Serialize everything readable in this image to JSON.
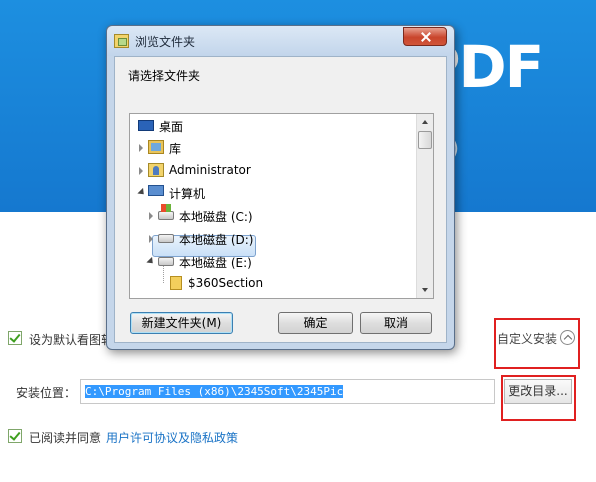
{
  "installer": {
    "banner_logo": "PDF",
    "banner_version": "5 )",
    "default_viewer_label": "设为默认看图软件",
    "custom_install_label": "自定义安装",
    "install_location_label": "安装位置：",
    "install_path_value": "C:\\Program Files (x86)\\2345Soft\\2345Pic",
    "change_dir_button": "更改目录...",
    "agree_text": "已阅读并同意",
    "license_link": "用户许可协议及隐私政策",
    "accent_color": "#1d8fe0",
    "highlight_color": "#e02020"
  },
  "dialog": {
    "title": "浏览文件夹",
    "prompt": "请选择文件夹",
    "tree": [
      {
        "label": "桌面",
        "icon": "desktop-icon",
        "level": 0,
        "expander": "none"
      },
      {
        "label": "库",
        "icon": "library-icon",
        "level": 1,
        "expander": "collapsed"
      },
      {
        "label": "Administrator",
        "icon": "user-folder-icon",
        "level": 1,
        "expander": "collapsed"
      },
      {
        "label": "计算机",
        "icon": "computer-icon",
        "level": 1,
        "expander": "expanded"
      },
      {
        "label": "本地磁盘 (C:)",
        "icon": "system-drive-icon",
        "level": 2,
        "expander": "collapsed"
      },
      {
        "label": "本地磁盘 (D:)",
        "icon": "drive-icon",
        "level": 2,
        "expander": "collapsed"
      },
      {
        "label": "本地磁盘 (E:)",
        "icon": "drive-icon",
        "level": 2,
        "expander": "expanded",
        "selected": true
      },
      {
        "label": "$360Section",
        "icon": "folder-icon",
        "level": 3,
        "expander": "none"
      }
    ],
    "new_folder_button": "新建文件夹(M)",
    "ok_button": "确定",
    "cancel_button": "取消"
  }
}
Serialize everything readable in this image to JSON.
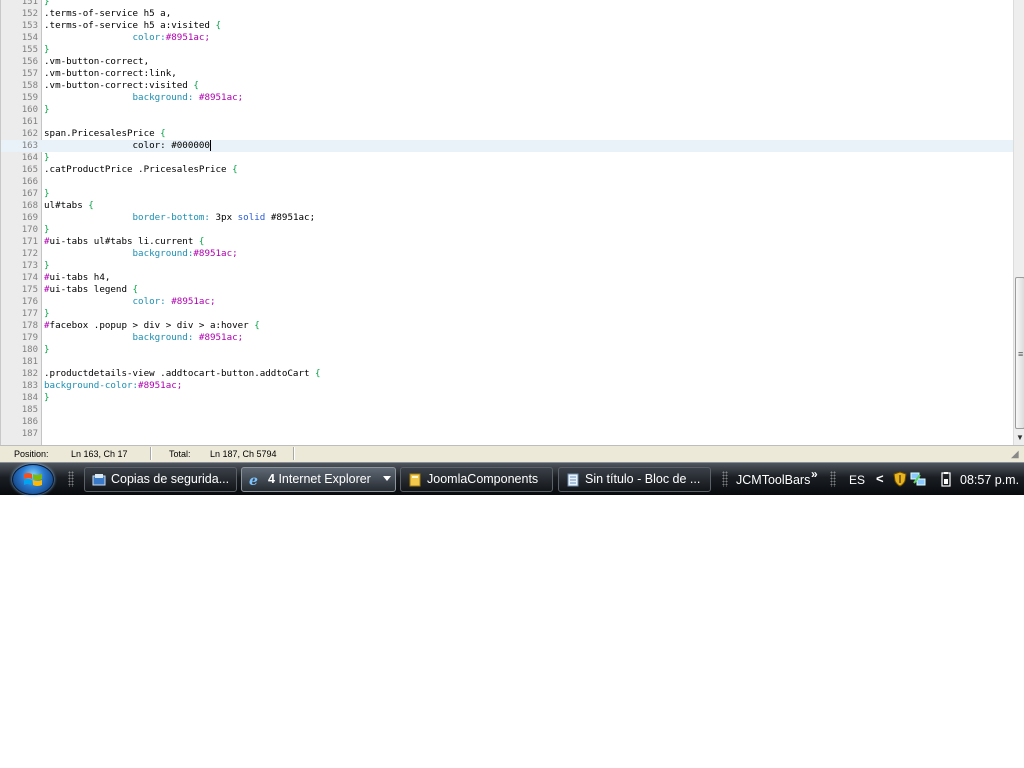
{
  "editor": {
    "lines": [
      {
        "num": "151",
        "segments": [
          {
            "t": "}",
            "c": "brace"
          }
        ]
      },
      {
        "num": "152",
        "segments": [
          {
            "t": ".terms-of-service h5 a,",
            "c": ""
          }
        ]
      },
      {
        "num": "153",
        "segments": [
          {
            "t": ".terms-of-service h5 a:visited ",
            "c": ""
          },
          {
            "t": "{",
            "c": "brace"
          }
        ]
      },
      {
        "num": "154",
        "segments": [
          {
            "t": "                ",
            "c": ""
          },
          {
            "t": "color:",
            "c": "prop"
          },
          {
            "t": "#8951ac;",
            "c": "sym"
          }
        ]
      },
      {
        "num": "155",
        "segments": [
          {
            "t": "}",
            "c": "brace"
          }
        ]
      },
      {
        "num": "156",
        "segments": [
          {
            "t": ".vm-button-correct,",
            "c": ""
          }
        ]
      },
      {
        "num": "157",
        "segments": [
          {
            "t": ".vm-button-correct:link,",
            "c": ""
          }
        ]
      },
      {
        "num": "158",
        "segments": [
          {
            "t": ".vm-button-correct:visited ",
            "c": ""
          },
          {
            "t": "{",
            "c": "brace"
          }
        ]
      },
      {
        "num": "159",
        "segments": [
          {
            "t": "                ",
            "c": ""
          },
          {
            "t": "background:",
            "c": "prop"
          },
          {
            "t": " #8951ac;",
            "c": "sym"
          }
        ]
      },
      {
        "num": "160",
        "segments": [
          {
            "t": "}",
            "c": "brace"
          }
        ]
      },
      {
        "num": "161",
        "segments": []
      },
      {
        "num": "162",
        "segments": [
          {
            "t": "span.PricesalesPrice ",
            "c": ""
          },
          {
            "t": "{",
            "c": "brace"
          }
        ]
      },
      {
        "num": "163",
        "current": true,
        "segments": [
          {
            "t": "                color: #000000",
            "c": ""
          }
        ]
      },
      {
        "num": "164",
        "segments": [
          {
            "t": "}",
            "c": "brace"
          }
        ]
      },
      {
        "num": "165",
        "segments": [
          {
            "t": ".catProductPrice .PricesalesPrice ",
            "c": ""
          },
          {
            "t": "{",
            "c": "brace"
          }
        ]
      },
      {
        "num": "166",
        "segments": []
      },
      {
        "num": "167",
        "segments": [
          {
            "t": "}",
            "c": "brace"
          }
        ]
      },
      {
        "num": "168",
        "segments": [
          {
            "t": "ul#tabs ",
            "c": ""
          },
          {
            "t": "{",
            "c": "brace"
          }
        ]
      },
      {
        "num": "169",
        "segments": [
          {
            "t": "                ",
            "c": ""
          },
          {
            "t": "border-bottom:",
            "c": "prop"
          },
          {
            "t": " 3px ",
            "c": ""
          },
          {
            "t": "solid",
            "c": "kw"
          },
          {
            "t": " #8951ac;",
            "c": ""
          }
        ]
      },
      {
        "num": "170",
        "segments": [
          {
            "t": "}",
            "c": "brace"
          }
        ]
      },
      {
        "num": "171",
        "segments": [
          {
            "t": "#",
            "c": "sym"
          },
          {
            "t": "ui-tabs ul#tabs li.current ",
            "c": ""
          },
          {
            "t": "{",
            "c": "brace"
          }
        ]
      },
      {
        "num": "172",
        "segments": [
          {
            "t": "                ",
            "c": ""
          },
          {
            "t": "background:",
            "c": "prop"
          },
          {
            "t": "#8951ac;",
            "c": "sym"
          }
        ]
      },
      {
        "num": "173",
        "segments": [
          {
            "t": "}",
            "c": "brace"
          }
        ]
      },
      {
        "num": "174",
        "segments": [
          {
            "t": "#",
            "c": "sym"
          },
          {
            "t": "ui-tabs h4,",
            "c": ""
          }
        ]
      },
      {
        "num": "175",
        "segments": [
          {
            "t": "#",
            "c": "sym"
          },
          {
            "t": "ui-tabs legend ",
            "c": ""
          },
          {
            "t": "{",
            "c": "brace"
          }
        ]
      },
      {
        "num": "176",
        "segments": [
          {
            "t": "                ",
            "c": ""
          },
          {
            "t": "color:",
            "c": "prop"
          },
          {
            "t": " #8951ac;",
            "c": "sym"
          }
        ]
      },
      {
        "num": "177",
        "segments": [
          {
            "t": "}",
            "c": "brace"
          }
        ]
      },
      {
        "num": "178",
        "segments": [
          {
            "t": "#",
            "c": "sym"
          },
          {
            "t": "facebox .popup > div > div > a:hover ",
            "c": ""
          },
          {
            "t": "{",
            "c": "brace"
          }
        ]
      },
      {
        "num": "179",
        "segments": [
          {
            "t": "                ",
            "c": ""
          },
          {
            "t": "background:",
            "c": "prop"
          },
          {
            "t": " #8951ac;",
            "c": "sym"
          }
        ]
      },
      {
        "num": "180",
        "segments": [
          {
            "t": "}",
            "c": "brace"
          }
        ]
      },
      {
        "num": "181",
        "segments": []
      },
      {
        "num": "182",
        "segments": [
          {
            "t": ".productdetails-view .addtocart-button.addtoCart ",
            "c": ""
          },
          {
            "t": "{",
            "c": "brace"
          }
        ]
      },
      {
        "num": "183",
        "segments": [
          {
            "t": "background-color:",
            "c": "prop"
          },
          {
            "t": "#8951ac;",
            "c": "sym"
          }
        ]
      },
      {
        "num": "184",
        "segments": [
          {
            "t": "}",
            "c": "brace"
          }
        ]
      },
      {
        "num": "185",
        "segments": []
      },
      {
        "num": "186",
        "segments": []
      },
      {
        "num": "187",
        "segments": []
      }
    ]
  },
  "statusbar": {
    "position_label": "Position:",
    "position_value": "Ln 163, Ch 17",
    "total_label": "Total:",
    "total_value": "Ln 187, Ch 5794"
  },
  "taskbar": {
    "tasks": [
      {
        "label": "Copias de segurida..."
      },
      {
        "count": "4",
        "label": "Internet Explorer"
      },
      {
        "label": "JoomlaComponents"
      },
      {
        "label": "Sin título - Bloc de ..."
      }
    ],
    "toolbar_label": "JCMToolBars",
    "toolbar_chevron": "»",
    "language": "ES",
    "tray_expand": "<",
    "clock": "08:57 p.m."
  },
  "colors": {
    "accent_purple": "#8951ac",
    "brace_green": "#0aa34a",
    "property_blue": "#1b8fb4"
  }
}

::::::::

Where does the word "本地磁盘" appear in the listing? List each line that holds it.

        "label": "本地磁盘 (C:)",
        "label": "本地磁盘 (D:)",
        "label": "本地磁盘 (E:)",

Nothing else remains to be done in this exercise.